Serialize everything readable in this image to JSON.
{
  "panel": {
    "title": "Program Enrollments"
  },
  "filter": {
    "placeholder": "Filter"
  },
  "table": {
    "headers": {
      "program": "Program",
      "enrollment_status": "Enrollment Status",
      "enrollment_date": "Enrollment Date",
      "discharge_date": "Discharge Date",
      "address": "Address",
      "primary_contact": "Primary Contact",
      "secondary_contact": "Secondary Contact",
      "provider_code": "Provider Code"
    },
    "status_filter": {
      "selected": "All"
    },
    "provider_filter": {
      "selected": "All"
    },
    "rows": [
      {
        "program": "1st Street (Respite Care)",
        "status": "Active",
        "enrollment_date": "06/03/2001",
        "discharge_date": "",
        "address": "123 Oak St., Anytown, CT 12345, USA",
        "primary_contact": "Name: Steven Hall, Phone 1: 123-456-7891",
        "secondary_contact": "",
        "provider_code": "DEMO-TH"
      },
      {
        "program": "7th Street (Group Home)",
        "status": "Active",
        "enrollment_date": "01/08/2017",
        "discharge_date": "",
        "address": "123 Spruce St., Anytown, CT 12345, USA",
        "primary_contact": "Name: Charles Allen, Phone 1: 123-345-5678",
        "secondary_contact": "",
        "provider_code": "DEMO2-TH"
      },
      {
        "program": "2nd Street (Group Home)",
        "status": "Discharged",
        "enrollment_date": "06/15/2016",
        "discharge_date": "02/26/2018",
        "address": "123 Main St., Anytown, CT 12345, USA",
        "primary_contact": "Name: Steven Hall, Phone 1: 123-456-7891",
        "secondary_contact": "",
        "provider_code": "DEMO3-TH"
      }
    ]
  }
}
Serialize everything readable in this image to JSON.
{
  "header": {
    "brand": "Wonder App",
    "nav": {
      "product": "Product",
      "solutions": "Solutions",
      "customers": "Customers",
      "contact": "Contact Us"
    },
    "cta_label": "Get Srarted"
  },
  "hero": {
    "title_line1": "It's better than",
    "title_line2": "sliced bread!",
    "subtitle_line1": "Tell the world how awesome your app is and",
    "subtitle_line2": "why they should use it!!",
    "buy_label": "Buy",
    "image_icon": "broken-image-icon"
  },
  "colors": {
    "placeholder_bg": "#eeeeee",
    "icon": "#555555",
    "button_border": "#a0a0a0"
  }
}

================================

— GIVEN TASK —
Restate the listing above word for word.

— EXERCISE RESPONSE —
Serialize everything readable in this image to JSON.
{
  "panel": {
    "title": "Program Enrollments"
  },
  "filter": {
    "placeholder": "Filter"
  },
  "table": {
    "headers": {
      "program": "Program",
      "enrollment_status": "Enrollment Status",
      "enrollment_date": "Enrollment Date",
      "discharge_date": "Discharge Date",
      "address": "Address",
      "primary_contact": "Primary Contact",
      "secondary_contact": "Secondary Contact",
      "provider_code": "Provider Code"
    },
    "status_filter": {
      "selected": "All"
    },
    "provider_filter": {
      "selected": "All"
    },
    "rows": [
      {
        "program": "1st Street (Respite Care)",
        "status": "Active",
        "enrollment_date": "06/03/2001",
        "discharge_date": "",
        "address": "123 Oak St., Anytown, CT 12345, USA",
        "primary_contact": "Name: Steven Hall, Phone 1: 123-456-7891",
        "secondary_contact": "",
        "provider_code": "DEMO-TH"
      },
      {
        "program": "7th Street (Group Home)",
        "status": "Active",
        "enrollment_date": "01/08/2017",
        "discharge_date": "",
        "address": "123 Spruce St., Anytown, CT 12345, USA",
        "primary_contact": "Name: Charles Allen, Phone 1: 123-345-5678",
        "secondary_contact": "",
        "provider_code": "DEMO2-TH"
      },
      {
        "program": "2nd Street (Group Home)",
        "status": "Discharged",
        "enrollment_date": "06/15/2016",
        "discharge_date": "02/26/2018",
        "address": "123 Main St., Anytown, CT 12345, USA",
        "primary_contact": "Name: Steven Hall, Phone 1: 123-456-7891",
        "secondary_contact": "",
        "provider_code": "DEMO3-TH"
      }
    ]
  }
}
Serialize everything readable in this image to JSON.
{
  "header": {
    "brand": "Wonder App",
    "nav": {
      "product": "Product",
      "solutions": "Solutions",
      "customers": "Customers",
      "contact": "Contact Us"
    },
    "cta_label": "Get Srarted"
  },
  "hero": {
    "title_line1": "It's better than",
    "title_line2": "sliced bread!",
    "subtitle_line1": "Tell the world how awesome your app is and",
    "subtitle_line2": "why they should use it!!",
    "buy_label": "Buy",
    "image_icon": "broken-image-icon"
  },
  "colors": {
    "placeholder_bg": "#eeeeee",
    "icon": "#555555",
    "button_border": "#a0a0a0"
  }
}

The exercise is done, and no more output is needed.